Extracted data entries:

+ + + + + + +

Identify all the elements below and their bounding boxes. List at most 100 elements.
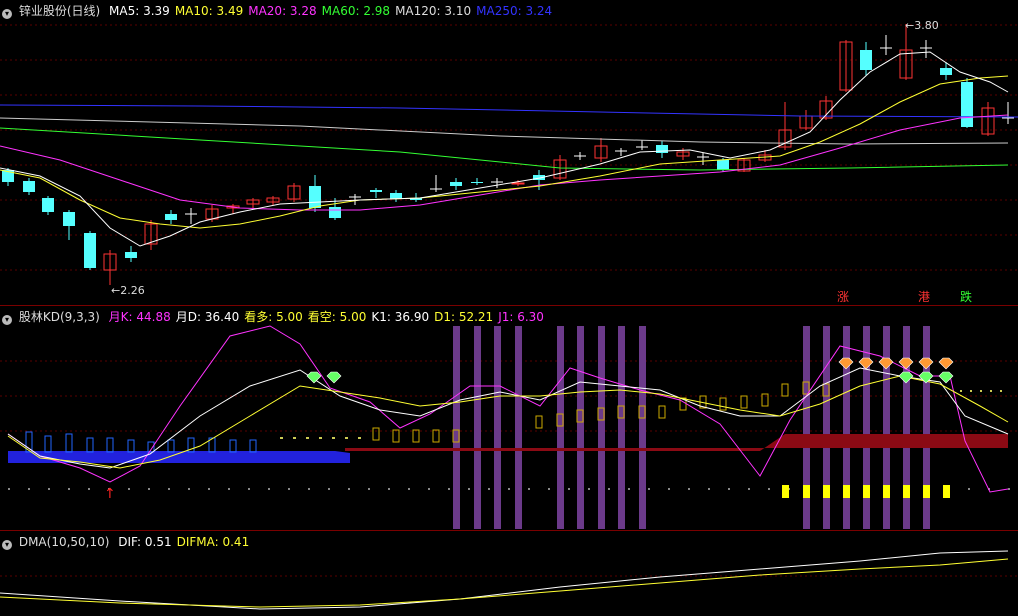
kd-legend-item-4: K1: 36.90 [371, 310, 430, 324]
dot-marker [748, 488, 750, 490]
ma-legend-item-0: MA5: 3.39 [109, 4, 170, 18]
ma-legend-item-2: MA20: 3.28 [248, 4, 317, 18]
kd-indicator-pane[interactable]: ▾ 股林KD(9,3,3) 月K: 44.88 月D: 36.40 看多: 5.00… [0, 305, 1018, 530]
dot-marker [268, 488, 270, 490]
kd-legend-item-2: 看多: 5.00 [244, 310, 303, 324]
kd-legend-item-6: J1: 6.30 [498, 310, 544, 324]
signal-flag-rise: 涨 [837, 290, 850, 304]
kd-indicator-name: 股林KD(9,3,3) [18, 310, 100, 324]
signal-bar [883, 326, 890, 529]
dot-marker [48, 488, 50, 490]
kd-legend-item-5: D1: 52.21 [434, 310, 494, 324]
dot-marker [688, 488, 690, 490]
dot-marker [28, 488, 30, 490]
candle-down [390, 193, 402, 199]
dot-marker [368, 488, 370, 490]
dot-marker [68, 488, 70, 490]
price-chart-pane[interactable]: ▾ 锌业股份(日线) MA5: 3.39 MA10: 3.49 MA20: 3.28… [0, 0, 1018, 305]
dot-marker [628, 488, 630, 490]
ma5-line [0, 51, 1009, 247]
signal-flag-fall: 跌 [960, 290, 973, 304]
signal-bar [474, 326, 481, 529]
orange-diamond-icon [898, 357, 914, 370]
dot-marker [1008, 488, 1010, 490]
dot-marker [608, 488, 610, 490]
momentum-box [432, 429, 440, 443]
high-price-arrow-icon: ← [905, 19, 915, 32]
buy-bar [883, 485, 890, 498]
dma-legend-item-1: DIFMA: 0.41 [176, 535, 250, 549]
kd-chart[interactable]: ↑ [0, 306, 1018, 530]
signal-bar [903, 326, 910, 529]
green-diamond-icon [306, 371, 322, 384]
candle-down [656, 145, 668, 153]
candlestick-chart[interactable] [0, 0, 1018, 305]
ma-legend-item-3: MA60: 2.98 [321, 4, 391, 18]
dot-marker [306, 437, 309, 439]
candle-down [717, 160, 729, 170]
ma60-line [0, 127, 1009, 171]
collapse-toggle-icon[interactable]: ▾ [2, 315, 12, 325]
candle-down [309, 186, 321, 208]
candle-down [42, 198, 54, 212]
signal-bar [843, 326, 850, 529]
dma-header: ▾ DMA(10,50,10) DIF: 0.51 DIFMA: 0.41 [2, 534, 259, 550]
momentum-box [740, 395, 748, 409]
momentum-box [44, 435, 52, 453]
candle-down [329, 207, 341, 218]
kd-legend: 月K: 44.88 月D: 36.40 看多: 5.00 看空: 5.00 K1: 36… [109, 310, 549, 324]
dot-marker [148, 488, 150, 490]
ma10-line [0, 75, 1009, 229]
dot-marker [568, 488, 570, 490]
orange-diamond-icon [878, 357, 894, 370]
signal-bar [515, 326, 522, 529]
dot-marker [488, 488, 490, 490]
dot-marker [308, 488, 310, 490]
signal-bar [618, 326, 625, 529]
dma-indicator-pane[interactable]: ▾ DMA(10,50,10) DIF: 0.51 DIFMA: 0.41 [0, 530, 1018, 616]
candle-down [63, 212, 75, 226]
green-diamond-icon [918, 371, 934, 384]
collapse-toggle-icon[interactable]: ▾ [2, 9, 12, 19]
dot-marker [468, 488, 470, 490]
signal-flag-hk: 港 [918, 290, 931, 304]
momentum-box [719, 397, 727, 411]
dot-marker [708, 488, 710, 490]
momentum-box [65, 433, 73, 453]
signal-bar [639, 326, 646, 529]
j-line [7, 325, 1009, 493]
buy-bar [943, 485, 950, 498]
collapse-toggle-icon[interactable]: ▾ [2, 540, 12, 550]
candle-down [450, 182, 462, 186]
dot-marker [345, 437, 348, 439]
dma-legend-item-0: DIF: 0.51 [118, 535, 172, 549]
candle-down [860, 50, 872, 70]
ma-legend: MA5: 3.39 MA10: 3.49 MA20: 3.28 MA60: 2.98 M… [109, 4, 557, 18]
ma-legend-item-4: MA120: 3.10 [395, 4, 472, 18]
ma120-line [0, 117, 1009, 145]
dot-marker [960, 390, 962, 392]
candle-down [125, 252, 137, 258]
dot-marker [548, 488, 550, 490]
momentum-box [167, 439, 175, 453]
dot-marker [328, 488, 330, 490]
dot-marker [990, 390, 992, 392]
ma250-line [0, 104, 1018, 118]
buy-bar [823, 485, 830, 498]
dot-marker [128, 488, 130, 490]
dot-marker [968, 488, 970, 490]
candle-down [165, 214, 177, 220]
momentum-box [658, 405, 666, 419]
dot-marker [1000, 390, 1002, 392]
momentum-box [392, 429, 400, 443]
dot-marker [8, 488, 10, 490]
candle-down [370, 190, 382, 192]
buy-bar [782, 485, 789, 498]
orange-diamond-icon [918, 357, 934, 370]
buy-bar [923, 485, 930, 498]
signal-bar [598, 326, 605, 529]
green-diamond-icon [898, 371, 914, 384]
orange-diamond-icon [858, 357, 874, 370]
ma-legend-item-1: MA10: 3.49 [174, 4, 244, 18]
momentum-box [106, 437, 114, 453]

+ + + + + + +

# PROMPT
Rename every "dot-marker" to "point-marker" throughout the material above, and give all the lines again with nothing else altered. Leave the pictures out of your answer.

# WRITTEN REPLY
Identify all the elements below and their bounding boxes. List at most 100 elements.
kd-legend-item-4: K1: 36.90 [371, 310, 430, 324]
point-marker [748, 488, 750, 490]
ma-legend-item-0: MA5: 3.39 [109, 4, 170, 18]
ma-legend-item-2: MA20: 3.28 [248, 4, 317, 18]
kd-indicator-pane[interactable]: ▾ 股林KD(9,3,3) 月K: 44.88 月D: 36.40 看多: 5.00… [0, 305, 1018, 530]
point-marker [268, 488, 270, 490]
kd-legend-item-2: 看多: 5.00 [244, 310, 303, 324]
kd-legend-item-6: J1: 6.30 [498, 310, 544, 324]
signal-flag-rise: 涨 [837, 290, 850, 304]
kd-indicator-name: 股林KD(9,3,3) [18, 310, 100, 324]
signal-bar [883, 326, 890, 529]
point-marker [48, 488, 50, 490]
kd-legend-item-5: D1: 52.21 [434, 310, 494, 324]
point-marker [688, 488, 690, 490]
point-marker [28, 488, 30, 490]
candle-down [390, 193, 402, 199]
point-marker [368, 488, 370, 490]
point-marker [68, 488, 70, 490]
price-chart-pane[interactable]: ▾ 锌业股份(日线) MA5: 3.39 MA10: 3.49 MA20: 3.28… [0, 0, 1018, 305]
point-marker [628, 488, 630, 490]
ma5-line [0, 51, 1009, 247]
signal-flag-fall: 跌 [960, 290, 973, 304]
signal-bar [474, 326, 481, 529]
orange-diamond-icon [898, 357, 914, 370]
point-marker [1008, 488, 1010, 490]
point-marker [608, 488, 610, 490]
momentum-box [432, 429, 440, 443]
high-price-arrow-icon: ← [905, 19, 915, 32]
buy-bar [883, 485, 890, 498]
dma-legend-item-1: DIFMA: 0.41 [176, 535, 250, 549]
kd-chart[interactable]: ↑ [0, 306, 1018, 530]
signal-bar [903, 326, 910, 529]
green-diamond-icon [306, 371, 322, 384]
candle-down [656, 145, 668, 153]
candlestick-chart[interactable] [0, 0, 1018, 305]
ma-legend-item-3: MA60: 2.98 [321, 4, 391, 18]
point-marker [306, 437, 309, 439]
candle-down [717, 160, 729, 170]
ma60-line [0, 127, 1009, 171]
collapse-toggle-icon[interactable]: ▾ [2, 315, 12, 325]
candle-down [309, 186, 321, 208]
candle-down [42, 198, 54, 212]
signal-bar [843, 326, 850, 529]
dma-header: ▾ DMA(10,50,10) DIF: 0.51 DIFMA: 0.41 [2, 534, 259, 550]
momentum-box [740, 395, 748, 409]
momentum-box [44, 435, 52, 453]
candle-down [329, 207, 341, 218]
kd-legend: 月K: 44.88 月D: 36.40 看多: 5.00 看空: 5.00 K1: 36… [109, 310, 549, 324]
point-marker [148, 488, 150, 490]
ma10-line [0, 75, 1009, 229]
point-marker [568, 488, 570, 490]
orange-diamond-icon [878, 357, 894, 370]
signal-bar [515, 326, 522, 529]
point-marker [488, 488, 490, 490]
point-marker [308, 488, 310, 490]
signal-bar [618, 326, 625, 529]
dma-indicator-pane[interactable]: ▾ DMA(10,50,10) DIF: 0.51 DIFMA: 0.41 [0, 530, 1018, 616]
candle-down [63, 212, 75, 226]
green-diamond-icon [918, 371, 934, 384]
collapse-toggle-icon[interactable]: ▾ [2, 9, 12, 19]
point-marker [468, 488, 470, 490]
signal-flag-hk: 港 [918, 290, 931, 304]
momentum-box [719, 397, 727, 411]
point-marker [708, 488, 710, 490]
momentum-box [65, 433, 73, 453]
signal-bar [639, 326, 646, 529]
j-line [7, 325, 1009, 493]
buy-bar [943, 485, 950, 498]
collapse-toggle-icon[interactable]: ▾ [2, 540, 12, 550]
candle-down [450, 182, 462, 186]
point-marker [345, 437, 348, 439]
dma-legend-item-0: DIF: 0.51 [118, 535, 172, 549]
candle-down [860, 50, 872, 70]
ma-legend: MA5: 3.39 MA10: 3.49 MA20: 3.28 MA60: 2.98 M… [109, 4, 557, 18]
ma-legend-item-4: MA120: 3.10 [395, 4, 472, 18]
ma120-line [0, 117, 1009, 145]
point-marker [960, 390, 962, 392]
candle-down [125, 252, 137, 258]
point-marker [548, 488, 550, 490]
momentum-box [167, 439, 175, 453]
point-marker [328, 488, 330, 490]
point-marker [990, 390, 992, 392]
ma250-line [0, 104, 1018, 118]
buy-bar [823, 485, 830, 498]
point-marker [128, 488, 130, 490]
point-marker [968, 488, 970, 490]
candle-down [165, 214, 177, 220]
momentum-box [658, 405, 666, 419]
point-marker [1000, 390, 1002, 392]
momentum-box [392, 429, 400, 443]
point-marker [8, 488, 10, 490]
candle-down [370, 190, 382, 192]
buy-bar [782, 485, 789, 498]
orange-diamond-icon [918, 357, 934, 370]
buy-bar [923, 485, 930, 498]
signal-bar [598, 326, 605, 529]
green-diamond-icon [898, 371, 914, 384]
orange-diamond-icon [858, 357, 874, 370]
ma-legend-item-1: MA10: 3.49 [174, 4, 244, 18]
momentum-box [106, 437, 114, 453]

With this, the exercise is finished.